** Start Source passage **

"We believe, that is, you and I, that education is not an expense. We believe it is an investment."
- Lyndon B. Johnson, October 16, 1968
Welcome to Part II of our series on education planning! Last week we focused on some general tips to keep in mind as you strategize your college planning. Today we will look at a few specific saving plans in order to help you determine which option is right for you and your family.
As you prepare to create a college saving plan, the amount of information and variety of options can be overwhelming. We’ve concentrated on a few of the more popular plans: today we will examine 529 Plans, Coverdell accounts, and UGMA/UTMA accounts.
What is it? A 529 Plan (which gets its name from section 529 of the Federal Tax Code), is a savings plan operated by a state or educational institution with tax advantages in order to make saving for college easier (definition via IRS.gov). There are two types of 529 plans: College Savings, and Prepaid Tuition. The College Savings Plan operates somewhat similarly to an individual investment account. The account owner can create a portfolio, and gain and lose money based on that portfolio. In a prepaid tuition plan, you purchase tuition credits, which are based on current tuition inflation (in other words, you are paying future tuition prices in today’s dollars).

** End Source passage **
** Start Material **

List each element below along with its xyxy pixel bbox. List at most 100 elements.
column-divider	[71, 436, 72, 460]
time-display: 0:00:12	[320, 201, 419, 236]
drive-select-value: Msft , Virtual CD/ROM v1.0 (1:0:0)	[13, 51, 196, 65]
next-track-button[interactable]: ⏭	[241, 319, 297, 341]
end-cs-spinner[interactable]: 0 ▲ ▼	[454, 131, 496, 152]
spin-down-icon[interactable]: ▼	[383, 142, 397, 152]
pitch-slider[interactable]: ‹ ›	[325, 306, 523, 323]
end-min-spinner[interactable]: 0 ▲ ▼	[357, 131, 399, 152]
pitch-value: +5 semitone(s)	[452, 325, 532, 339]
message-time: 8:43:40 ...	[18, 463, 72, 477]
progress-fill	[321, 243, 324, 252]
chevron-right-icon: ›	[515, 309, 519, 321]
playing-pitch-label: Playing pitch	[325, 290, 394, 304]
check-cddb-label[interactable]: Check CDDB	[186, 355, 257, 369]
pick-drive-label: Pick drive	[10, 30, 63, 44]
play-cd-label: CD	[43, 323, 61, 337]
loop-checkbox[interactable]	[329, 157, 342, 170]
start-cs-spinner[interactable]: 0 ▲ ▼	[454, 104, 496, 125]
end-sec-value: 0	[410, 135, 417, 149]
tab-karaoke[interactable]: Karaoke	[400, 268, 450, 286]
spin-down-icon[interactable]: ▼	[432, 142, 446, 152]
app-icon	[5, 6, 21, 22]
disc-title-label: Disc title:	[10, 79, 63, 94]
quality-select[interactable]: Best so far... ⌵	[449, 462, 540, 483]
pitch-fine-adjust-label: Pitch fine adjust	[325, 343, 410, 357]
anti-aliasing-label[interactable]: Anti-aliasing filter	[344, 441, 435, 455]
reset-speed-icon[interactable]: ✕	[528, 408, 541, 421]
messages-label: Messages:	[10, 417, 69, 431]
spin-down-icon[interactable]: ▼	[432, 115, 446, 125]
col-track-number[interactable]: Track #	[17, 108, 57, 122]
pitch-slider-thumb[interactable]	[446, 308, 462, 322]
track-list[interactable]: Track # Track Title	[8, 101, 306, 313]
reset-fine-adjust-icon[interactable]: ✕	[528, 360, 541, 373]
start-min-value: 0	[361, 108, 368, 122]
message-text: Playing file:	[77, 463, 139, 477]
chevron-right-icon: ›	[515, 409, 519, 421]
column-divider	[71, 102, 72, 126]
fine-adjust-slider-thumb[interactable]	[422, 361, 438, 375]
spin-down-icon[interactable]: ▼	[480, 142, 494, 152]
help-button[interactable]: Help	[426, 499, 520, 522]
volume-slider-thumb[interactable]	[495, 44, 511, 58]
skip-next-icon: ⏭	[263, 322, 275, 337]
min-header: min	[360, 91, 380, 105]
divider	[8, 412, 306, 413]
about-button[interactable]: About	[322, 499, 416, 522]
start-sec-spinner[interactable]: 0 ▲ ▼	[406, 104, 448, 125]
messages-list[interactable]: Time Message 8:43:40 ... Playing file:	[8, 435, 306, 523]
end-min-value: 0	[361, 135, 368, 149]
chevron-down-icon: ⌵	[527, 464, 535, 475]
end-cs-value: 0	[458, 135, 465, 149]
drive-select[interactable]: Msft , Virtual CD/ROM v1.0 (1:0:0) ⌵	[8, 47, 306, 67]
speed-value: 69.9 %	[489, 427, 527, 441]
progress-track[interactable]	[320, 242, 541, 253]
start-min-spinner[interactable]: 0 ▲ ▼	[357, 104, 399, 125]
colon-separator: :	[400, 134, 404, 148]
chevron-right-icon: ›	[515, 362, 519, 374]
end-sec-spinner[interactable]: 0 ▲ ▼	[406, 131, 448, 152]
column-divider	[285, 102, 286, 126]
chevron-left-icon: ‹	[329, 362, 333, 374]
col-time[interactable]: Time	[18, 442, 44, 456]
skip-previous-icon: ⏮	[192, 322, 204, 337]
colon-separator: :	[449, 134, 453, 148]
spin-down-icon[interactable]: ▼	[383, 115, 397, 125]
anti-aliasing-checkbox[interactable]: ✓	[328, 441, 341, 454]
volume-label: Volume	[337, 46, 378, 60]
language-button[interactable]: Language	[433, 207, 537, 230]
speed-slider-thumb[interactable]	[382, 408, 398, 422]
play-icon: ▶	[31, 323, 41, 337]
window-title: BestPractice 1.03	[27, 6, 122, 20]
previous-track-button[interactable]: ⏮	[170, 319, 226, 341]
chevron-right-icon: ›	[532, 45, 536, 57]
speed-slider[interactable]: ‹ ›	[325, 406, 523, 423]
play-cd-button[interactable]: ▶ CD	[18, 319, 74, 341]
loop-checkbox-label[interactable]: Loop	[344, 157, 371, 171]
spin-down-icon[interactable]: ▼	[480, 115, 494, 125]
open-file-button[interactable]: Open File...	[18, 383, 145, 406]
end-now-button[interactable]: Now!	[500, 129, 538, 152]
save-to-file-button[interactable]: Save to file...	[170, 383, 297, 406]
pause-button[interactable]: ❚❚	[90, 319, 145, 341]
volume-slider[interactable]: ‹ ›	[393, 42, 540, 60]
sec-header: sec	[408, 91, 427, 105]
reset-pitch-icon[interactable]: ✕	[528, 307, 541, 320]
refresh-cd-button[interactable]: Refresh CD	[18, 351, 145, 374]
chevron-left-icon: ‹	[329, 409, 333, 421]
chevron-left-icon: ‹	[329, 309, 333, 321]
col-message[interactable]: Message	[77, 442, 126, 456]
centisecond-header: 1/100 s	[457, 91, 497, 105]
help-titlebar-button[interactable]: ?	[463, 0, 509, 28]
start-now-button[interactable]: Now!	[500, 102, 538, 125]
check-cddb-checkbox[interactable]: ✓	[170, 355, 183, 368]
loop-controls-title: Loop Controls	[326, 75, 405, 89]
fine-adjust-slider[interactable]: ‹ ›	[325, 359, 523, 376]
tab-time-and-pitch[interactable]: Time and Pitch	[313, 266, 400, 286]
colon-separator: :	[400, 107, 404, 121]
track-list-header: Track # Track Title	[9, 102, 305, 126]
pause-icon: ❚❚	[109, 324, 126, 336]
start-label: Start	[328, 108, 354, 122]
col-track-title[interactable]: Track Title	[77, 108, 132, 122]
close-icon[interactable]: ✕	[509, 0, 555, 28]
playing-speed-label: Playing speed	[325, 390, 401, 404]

** End Material **

## [Tasks for this exercise]
a - In the college saving plans passage, swap "portfolio" for "investment mix" and write the passage out again, beginning at the words "What is it?" and stopping after "in today’s dollars).".
b - Carry on the passage about college saving plans from the point where it stops.

## [Results in order]
a -
What is it? A 529 Plan (which gets its name from section 529 of the Federal Tax Code), is a savings plan operated by a state or educational institution with tax advantages in order to make saving for college easier (definition via IRS.gov). There are two types of 529 plans: College Savings, and Prepaid Tuition. The College Savings Plan operates somewhat similarly to an individual investment account. The account owner can create a investment mix, and gain and lose money based on that investment mix. In a prepaid tuition plan, you purchase tuition credits, which are based on current tuition inflation (in other words, you are paying future tuition prices in today’s dollars).

b -
Why it’s a good option: Earnings in 529 plans aren’t subject to federal tax (or often state tax). Some plans accept up to $300,000 in maximum lifetime contributions, and these funds can be used for tuition, fees, room and board, books, and equipment at any accredited college in the United States or abroad, so it has a broad spectrum of application. While most states offer 529 plans, you aren’t required to accept one’s state plan because you live there. In fact, you may be able to have a California 529 plan while living in Tennessee, while your child attends school in Maine.
Who it’s best for: Anyone over the age of 18 can set up a 529 plan, so it can be a good option for relatives who may want to create a savings plan for their grandchildren, nieces, or nephews. It’s also a possible solution for people over 18 who want to save money to further their education.
What are the Buts? Since there is no guaranteed minimum rate of return on 529 savings plans, it’s possible for you to lose money on these plans, and there is a limited ability to change the investment options on an existing plan that isn’t making what you hoped. In addition, any nonqualified withdrawals (i.e. a withdrawal used for something other than the beneficiary’s qualified education expenses) then the withdrawal will not only be taxed at the rate of the person who receives the distribution (often whoever owns the account) but the earnings portion of the withdrawal will be subject to a 10% penalty. There is also a fee associated with opening and maintaining a 529 plan, including enrollment, maintenance, and administration/management fees and expenses*. For 529 prepaid tuition plans, credits are often limited to in-state, public universities, and beneficiaries must often be a resident of the state where they are attending college.
*The fees, expenses, and features of 529 plans can vary from state to state. 529 plans involve investment risk, including the possible loss of funds. There is no guarantee that a college-funding goal will be met. By investing in a plan outside your state of residence, you may lose any tax benefits.
Coverdell Savings Accounts
What is it? A Coverdell Savings Account is a tax-advantaged savings option that is established for a child under 18 (does not apply for a child with special needs). Contributions of up to $2,000 can be made to each account each year, and the child for which the account is created does not need to be your dependent.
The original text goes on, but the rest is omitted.